[INPUT MATERIAL]
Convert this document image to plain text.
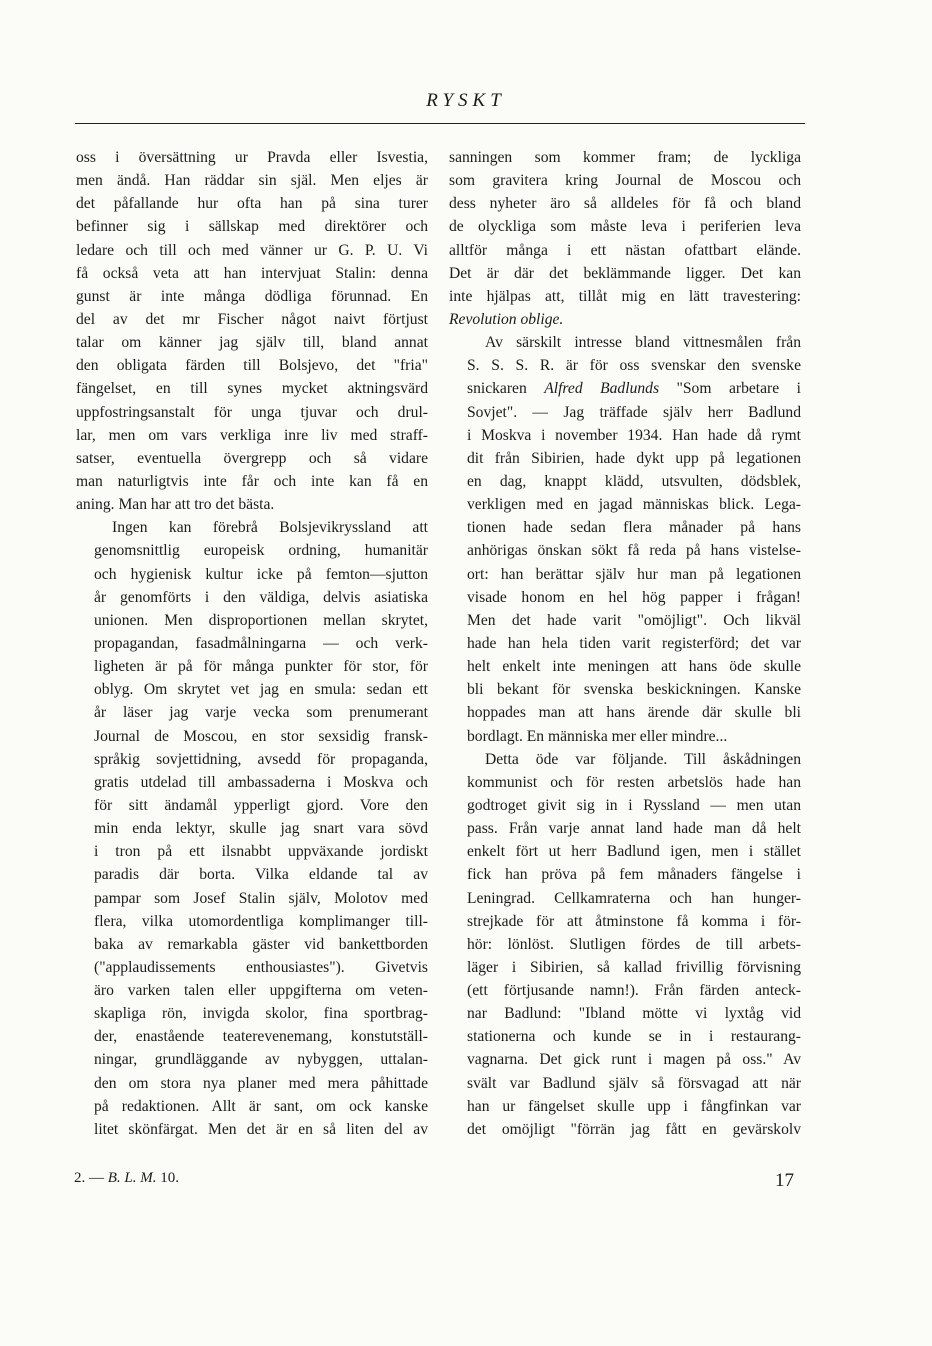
RYSKT

oss i översättning ur Pravda eller Isvestia,
men ändå. Han räddar sin själ. Men eljes är
det påfallande hur ofta han på sina turer
befinner sig i sällskap med direktörer och
ledare och till och med vänner ur G. P. U. Vi
få också veta att han intervjuat Stalin: denna
gunst är inte många dödliga förunnad. En
del av det mr Fischer något naivt förtjust
talar om känner jag själv till, bland annat
den obligata färden till Bolsjevo, det "fria"
fängelset, en till synes mycket aktningsvärd
uppfostringsanstalt för unga tjuvar och drul-
lar, men om vars verkliga inre liv med straff-
satser, eventuella övergrepp och så vidare
man naturligtvis inte får och inte kan få en
aning. Man har att tro det bästa.

Ingen kan förebrå Bolsjevikryssland att
genomsnittlig europeisk ordning, humanitär
och hygienisk kultur icke på femton—sjutton
år genomförts i den väldiga, delvis asiatiska
unionen. Men disproportionen mellan skrytet,
propagandan, fasadmålningarna — och verk-
ligheten är på för många punkter för stor, för
oblyg. Om skrytet vet jag en smula: sedan ett
år läser jag varje vecka som prenumerant
Journal de Moscou, en stor sexsidig fransk-
språkig sovjettidning, avsedd för propaganda,
gratis utdelad till ambassaderna i Moskva och
för sitt ändamål ypperligt gjord. Vore den
min enda lektyr, skulle jag snart vara sövd
i tron på ett ilsnabbt uppväxande jordiskt
paradis där borta. Vilka eldande tal av
pampar som Josef Stalin själv, Molotov med
flera, vilka utomordentliga komplimanger till-
baka av remarkabla gäster vid bankettborden
("applaudissements enthousiastes"). Givetvis
äro varken talen eller uppgifterna om veten-
skapliga rön, invigda skolor, fina sportbrag-
der, enastående teaterevenemang, konstutställ-
ningar, grundläggande av nybyggen, uttalan-
den om stora nya planer med mera påhittade
på redaktionen. Allt är sant, om ock kanske
litet skönfärgat. Men det är en så liten del av

sanningen som kommer fram; de lyckliga
som gravitera kring Journal de Moscou och
dess nyheter äro så alldeles för få och bland
de olyckliga som måste leva i periferien leva
alltför många i ett nästan ofattbart elände.
Det är där det beklämmande ligger. Det kan
inte hjälpas att, tillåt mig en lätt travestering:
Revolution oblige.

Av särskilt intresse bland vittnesmålen från
S. S. S. R. är för oss svenskar den svenske
snickaren Alfred Badlunds "Som arbetare i
Sovjet". — Jag träffade själv herr Badlund
i Moskva i november 1934. Han hade då rymt
dit från Sibirien, hade dykt upp på legationen
en dag, knappt klädd, utsvulten, dödsblek,
verkligen med en jagad människas blick. Lega-
tionen hade sedan flera månader på hans
anhörigas önskan sökt få reda på hans vistelse-
ort: han berättar själv hur man på legationen
visade honom en hel hög papper i frågan!
Men det hade varit "omöjligt". Och likväl
hade han hela tiden varit registerförd; det var
helt enkelt inte meningen att hans öde skulle
bli bekant för svenska beskickningen. Kanske
hoppades man att hans ärende där skulle bli
bordlagt. En människa mer eller mindre...

Detta öde var följande. Till åskådningen
kommunist och för resten arbetslös hade han
godtroget givit sig in i Ryssland — men utan
pass. Från varje annat land hade man då helt
enkelt fört ut herr Badlund igen, men i stället
fick han pröva på fem månaders fängelse i
Leningrad. Cellkamraterna och han hunger-
strejkade för att åtminstone få komma i för-
hör: lönlöst. Slutligen fördes de till arbets-
läger i Sibirien, så kallad frivillig förvisning
(ett förtjusande namn!). Från färden anteck-
nar Badlund: "Ibland mötte vi lyxtåg vid
stationerna och kunde se in i restaurang-
vagnarna. Det gick runt i magen på oss." Av
svält var Badlund själv så försvagad att när
han ur fängelset skulle upp i fångfinkan var
det omöjligt "förrän jag fått en gevärskolv

2. — B. L. M. 10.	17
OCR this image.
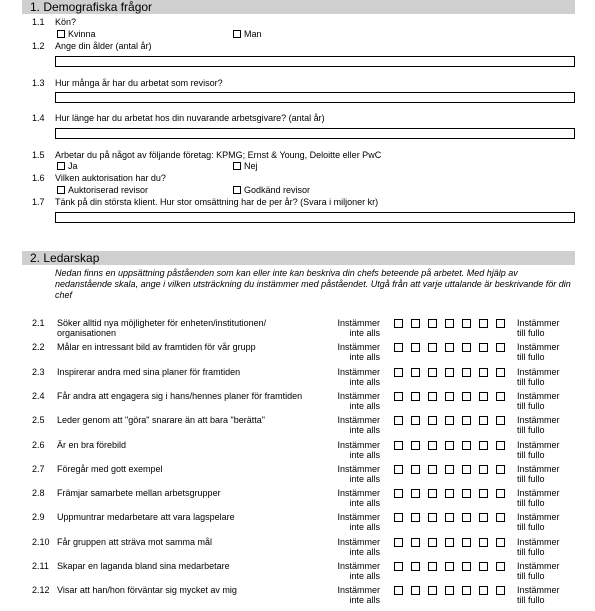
1. Demografiska frågor
1.1 Kön?
Kvinna	Man
1.2 Ange din ålder (antal år)
1.3 Hur många år har du arbetat som revisor?
1.4 Hur länge har du arbetat hos din nuvarande arbetsgivare? (antal år)
1.5 Arbetar du på något av följande företag: KPMG; Ernst & Young, Deloitte eller PwC
Ja	Nej
1.6 Vilken auktorisation har du?
Auktoriserad revisor	Godkänd revisor
1.7 Tänk på din största klient. Hur stor omsättning har de per år? (Svara i miljoner kr)
2. Ledarskap
Nedan finns en uppsättning påståenden som kan eller inte kan beskriva din chefs beteende på arbetet. Med hjälp av nedanstående skala, ange i vilken utsträckning du instämmer med påståendet. Utgå från att varje uttalande är beskrivande för din chef
2.1 Söker alltid nya möjligheter för enheten/institutionen/ organisationen
Instämmer
inte alls
Instämmer
till fullo
2.2 Målar en intressant bild av framtiden för vår grupp	Instämmer
inte alls
Instämmer
till fullo
2.3 Inspirerar andra med sina planer för framtiden	Instämmer
inte alls
Instämmer
till fullo
2.4 Får andra att engagera sig i hans/hennes planer för framtiden	Instämmer
inte alls
Instämmer
till fullo
2.5 Leder genom att "göra" snarare än att bara "berätta"	Instämmer
inte alls
Instämmer
till fullo
2.6 Är en bra förebild	Instämmer
inte alls
Instämmer
till fullo
2.7 Föregår med gott exempel	Instämmer
inte alls
Instämmer
till fullo
2.8 Främjar samarbete mellan arbetsgrupper	Instämmer
inte alls
Instämmer
till fullo
2.9 Uppmuntrar medarbetare att vara lagspelare	Instämmer
inte alls
Instämmer
till fullo
2.10 Får gruppen att sträva mot samma mål	Instämmer
inte alls
Instämmer
till fullo
2.11 Skapar en laganda bland sina medarbetare	Instämmer
inte alls
Instämmer
till fullo
2.12 Visar att han/hon förväntar sig mycket av mig	Instämmer
inte alls
Instämmer
till fullo
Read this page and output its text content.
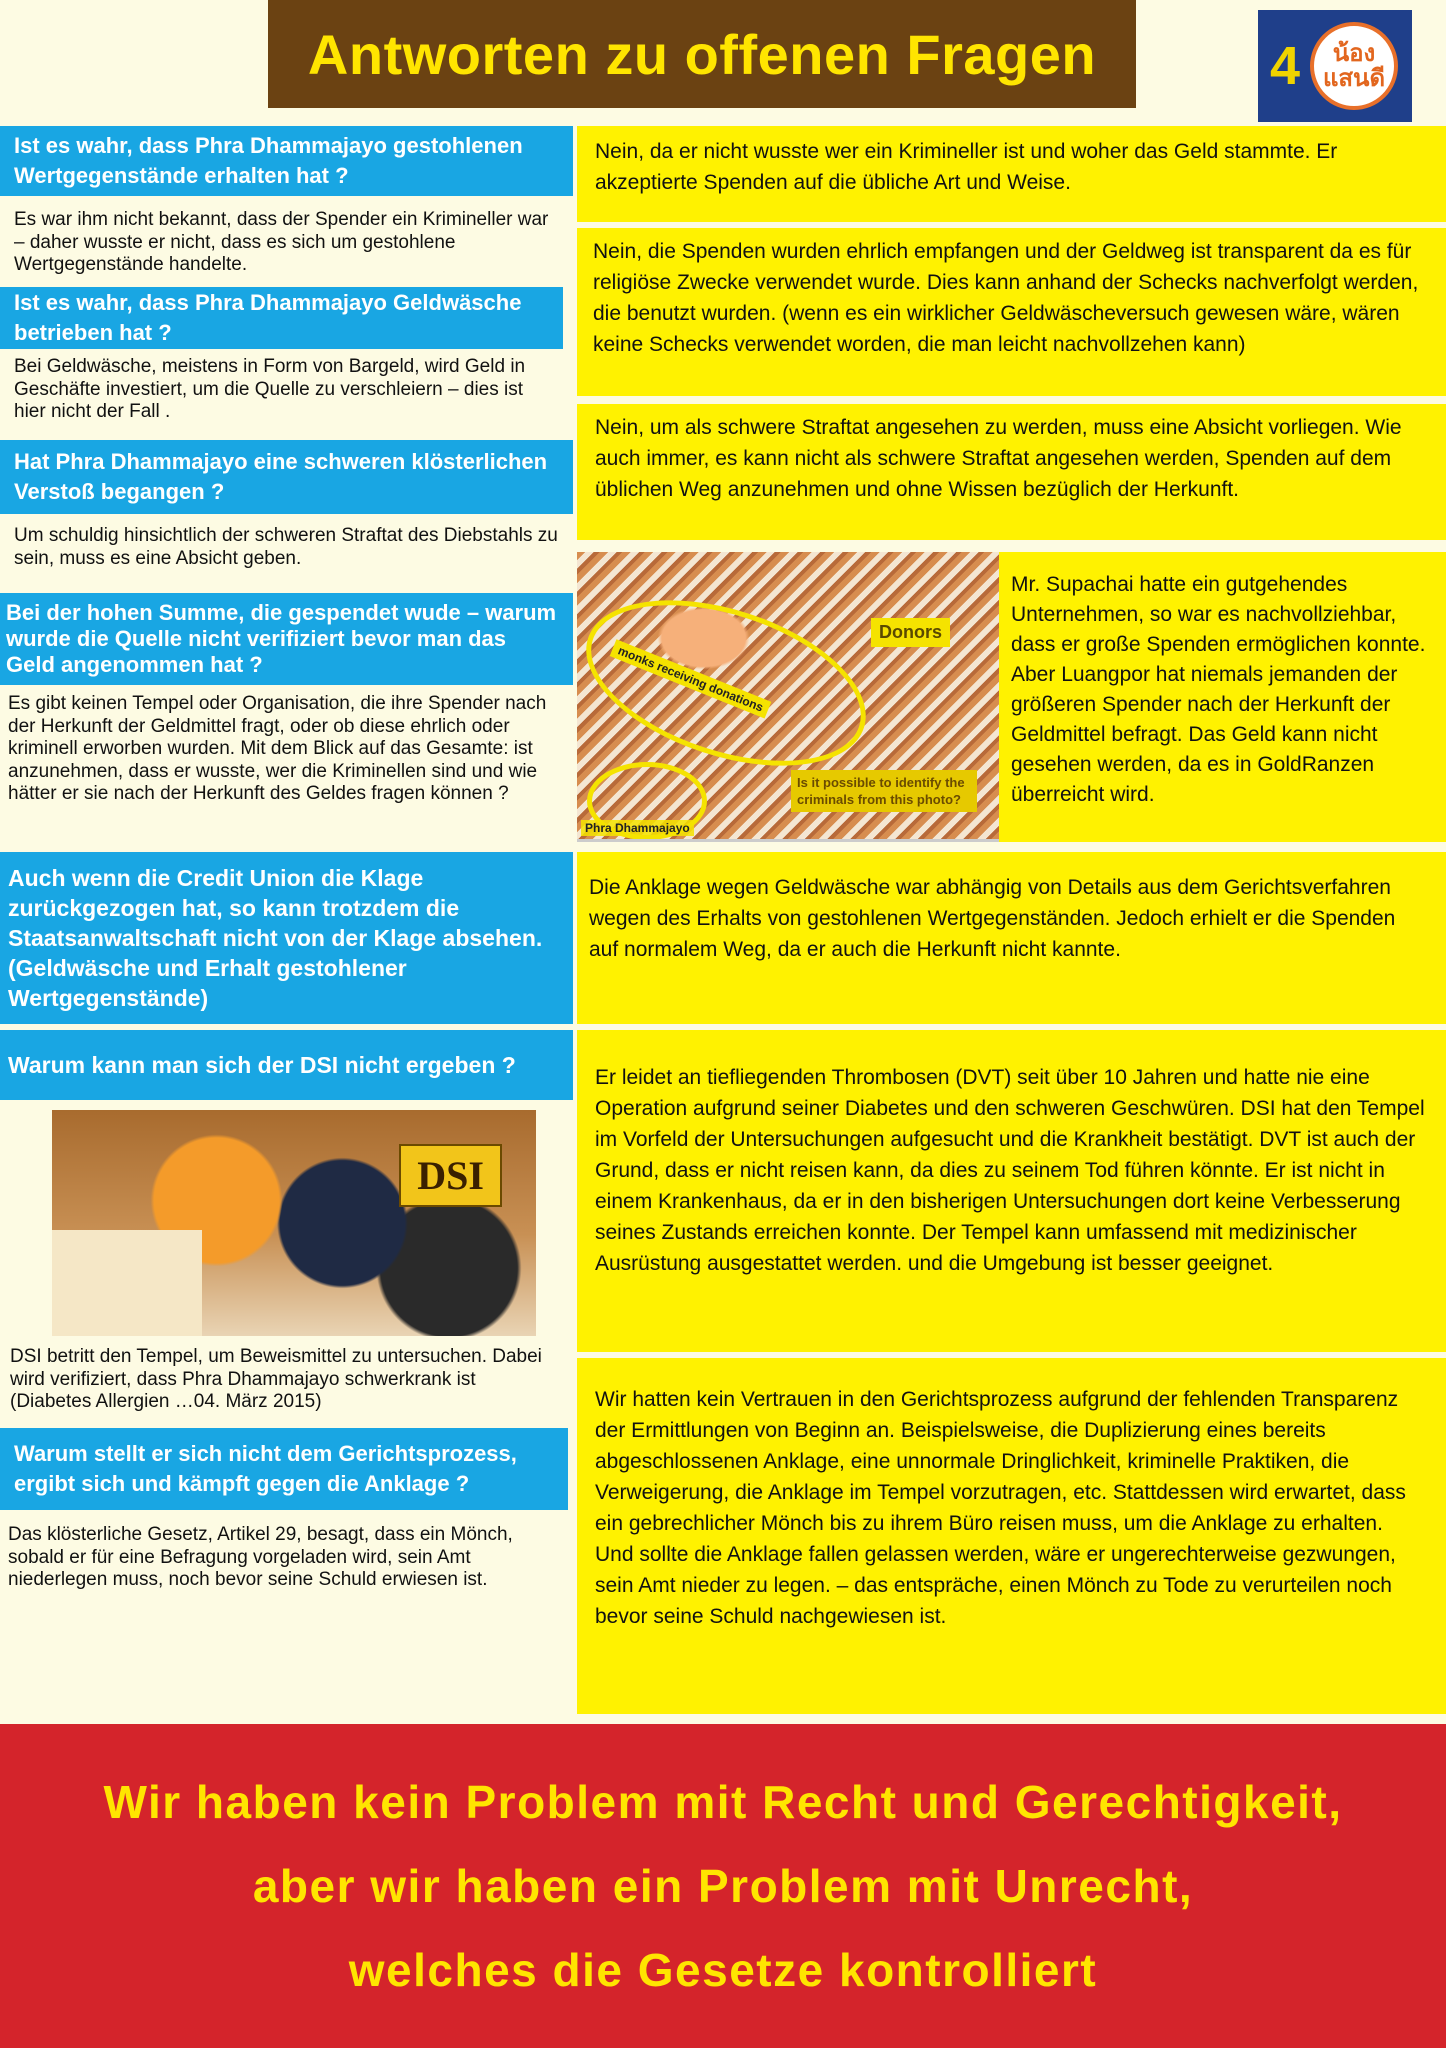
Antworten zu offenen Fragen	4	น้อง
แสนดี
Ist es wahr, dass Phra Dhammajayo gestohlenen Wertgegenstände erhalten hat ?
Es war ihm nicht bekannt, dass der Spender ein Krimineller war – daher wusste er nicht, dass es sich um gestohlene Wertgegenstände handelte.
Ist es wahr, dass Phra Dhammajayo Geldwäsche betrieben hat ?
Bei Geldwäsche, meistens in Form von Bargeld, wird Geld in Geschäfte investiert, um die Quelle zu verschleiern – dies ist hier nicht der Fall .
Hat Phra Dhammajayo eine schweren klösterlichen Verstoß begangen ?
Um schuldig hinsichtlich der schweren Straftat des Diebstahls zu sein, muss es eine Absicht geben.
Bei der hohen Summe, die gespendet wude – warum wurde die Quelle nicht verifiziert bevor man das Geld angenommen hat ?
Es gibt keinen Tempel oder Organisation, die ihre Spender nach der Herkunft der Geldmittel fragt, oder ob diese ehrlich oder kriminell erworben wurden. Mit dem Blick auf das Gesamte: ist anzunehmen, dass er wusste, wer die Kriminellen sind und wie hätter er sie nach der Herkunft des Geldes fragen können ?
Auch wenn die Credit Union die Klage zurückgezogen hat, so kann trotzdem die Staatsanwaltschaft nicht von der Klage absehen. (Geldwäsche und Erhalt gestohlener Wertgegenstände)
Warum kann man sich der DSI nicht ergeben ?
DSI
DSI betritt den Tempel, um Beweismittel zu untersuchen. Dabei wird verifiziert, dass Phra Dhammajayo schwerkrank ist (Diabetes Allergien …04. März 2015)
Warum stellt er sich nicht dem Gerichtsprozess, ergibt sich und kämpft gegen die Anklage ?
Das klösterliche Gesetz, Artikel 29, besagt, dass ein Mönch, sobald er für eine Befragung vorgeladen wird, sein Amt niederlegen muss, noch bevor seine Schuld erwiesen ist.
Nein, da er nicht wusste wer ein Krimineller ist und woher das Geld stammte. Er akzeptierte Spenden auf die übliche Art und Weise.
Nein, die Spenden wurden ehrlich empfangen und der Geldweg ist transparent da es für religiöse Zwecke verwendet wurde. Dies kann anhand der Schecks nachverfolgt werden, die benutzt wurden. (wenn es ein wirklicher Geldwäscheversuch gewesen wäre, wären keine Schecks verwendet worden, die man leicht nachvollzehen kann)
Nein, um als schwere Straftat angesehen zu werden, muss eine Absicht vorliegen. Wie auch immer, es kann nicht als schwere Straftat angesehen werden, Spenden auf dem üblichen Weg anzunehmen und ohne Wissen bezüglich der Herkunft.
Donors
monks receiving donations
Is it possible to identify the criminals from this photo?
Phra Dhammajayo
Mr. Supachai hatte ein gutgehendes Unternehmen, so war es nachvollziehbar, dass er große Spenden ermöglichen konnte. Aber Luangpor hat niemals jemanden der größeren Spender nach der Herkunft der Geldmittel befragt. Das Geld kann nicht gesehen werden, da es in GoldRanzen überreicht wird.
Die Anklage wegen Geldwäsche war abhängig von Details aus dem Gerichtsverfahren wegen des Erhalts von gestohlenen Wertgegenständen. Jedoch erhielt er die Spenden auf normalem Weg, da er auch die Herkunft nicht kannte.
Er leidet an tiefliegenden Thrombosen (DVT) seit über 10 Jahren und hatte nie eine Operation aufgrund seiner Diabetes und den schweren Geschwüren. DSI hat den Tempel im Vorfeld der Untersuchungen aufgesucht und die Krankheit bestätigt. DVT ist auch der Grund, dass er nicht reisen kann, da dies zu seinem Tod führen könnte. Er ist nicht in einem Krankenhaus, da er in den bisherigen Untersuchungen dort keine Verbesserung seines Zustands erreichen konnte. Der Tempel kann umfassend mit medizinischer Ausrüstung ausgestattet werden. und die Umgebung ist besser geeignet.
Wir hatten kein Vertrauen in den Gerichtsprozess aufgrund der fehlenden Transparenz der Ermittlungen von Beginn an. Beispielsweise, die Duplizierung eines bereits abgeschlossenen Anklage, eine unnormale Dringlichkeit, kriminelle Praktiken, die Verweigerung, die Anklage im Tempel vorzutragen, etc. Stattdessen wird erwartet, dass ein gebrechlicher Mönch bis zu ihrem Büro reisen muss, um die Anklage zu erhalten. Und sollte die Anklage fallen gelassen werden, wäre er ungerechterweise gezwungen, sein Amt nieder zu legen. – das entspräche, einen Mönch zu Tode zu verurteilen noch bevor seine Schuld nachgewiesen ist.

Wir haben kein Problem mit Recht und Gerechtigkeit,

aber wir haben ein Problem mit Unrecht,

welches die Gesetze kontrolliert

[EXERCISE INSTRUCTIONS] Working down the entries above, count each line in which "bevor" occurs, and state only the resulting number.

[REPLY] 3